Goal of the exercise
Each line of the listing that contains the word "Norðurland" is to be copied.

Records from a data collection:
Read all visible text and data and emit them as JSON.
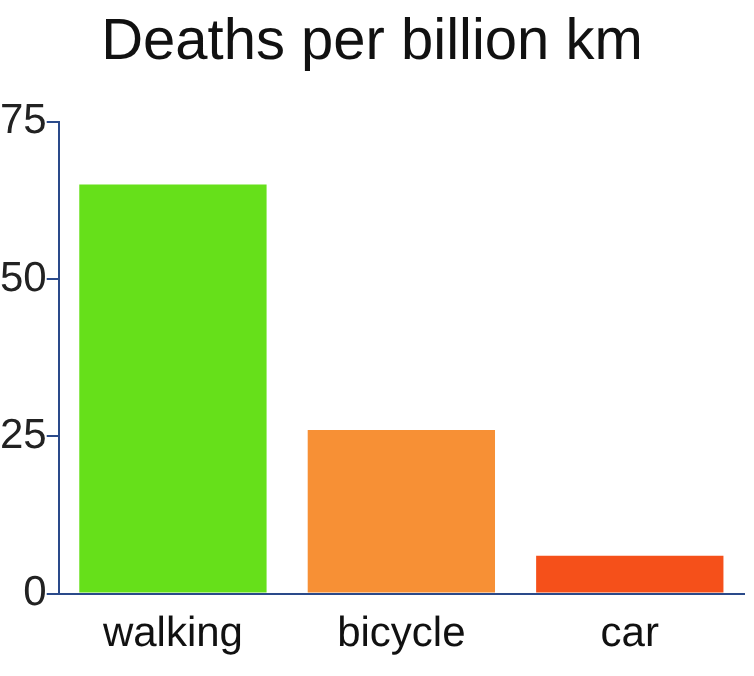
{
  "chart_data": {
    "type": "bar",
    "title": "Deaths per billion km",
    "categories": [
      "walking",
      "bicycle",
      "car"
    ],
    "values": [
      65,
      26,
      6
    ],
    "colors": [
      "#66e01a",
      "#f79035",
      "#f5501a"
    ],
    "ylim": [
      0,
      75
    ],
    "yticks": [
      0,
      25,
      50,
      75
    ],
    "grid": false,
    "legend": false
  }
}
==
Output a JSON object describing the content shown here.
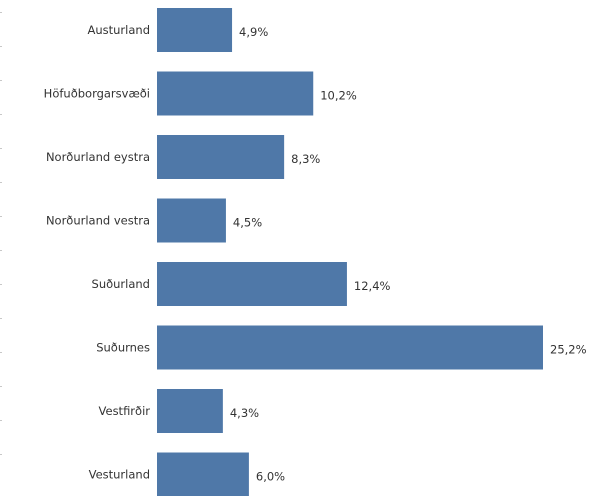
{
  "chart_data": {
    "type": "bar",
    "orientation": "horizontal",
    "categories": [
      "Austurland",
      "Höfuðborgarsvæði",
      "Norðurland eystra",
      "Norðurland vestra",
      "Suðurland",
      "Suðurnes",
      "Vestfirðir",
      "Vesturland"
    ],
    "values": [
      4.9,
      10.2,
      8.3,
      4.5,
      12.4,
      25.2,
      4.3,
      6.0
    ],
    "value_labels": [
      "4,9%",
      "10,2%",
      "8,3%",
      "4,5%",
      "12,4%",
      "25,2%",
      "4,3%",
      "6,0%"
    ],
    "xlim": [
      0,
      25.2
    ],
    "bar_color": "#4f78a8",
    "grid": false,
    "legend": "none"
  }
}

Result for this exercise
      "Norðurland eystra",
      "Norðurland vestra",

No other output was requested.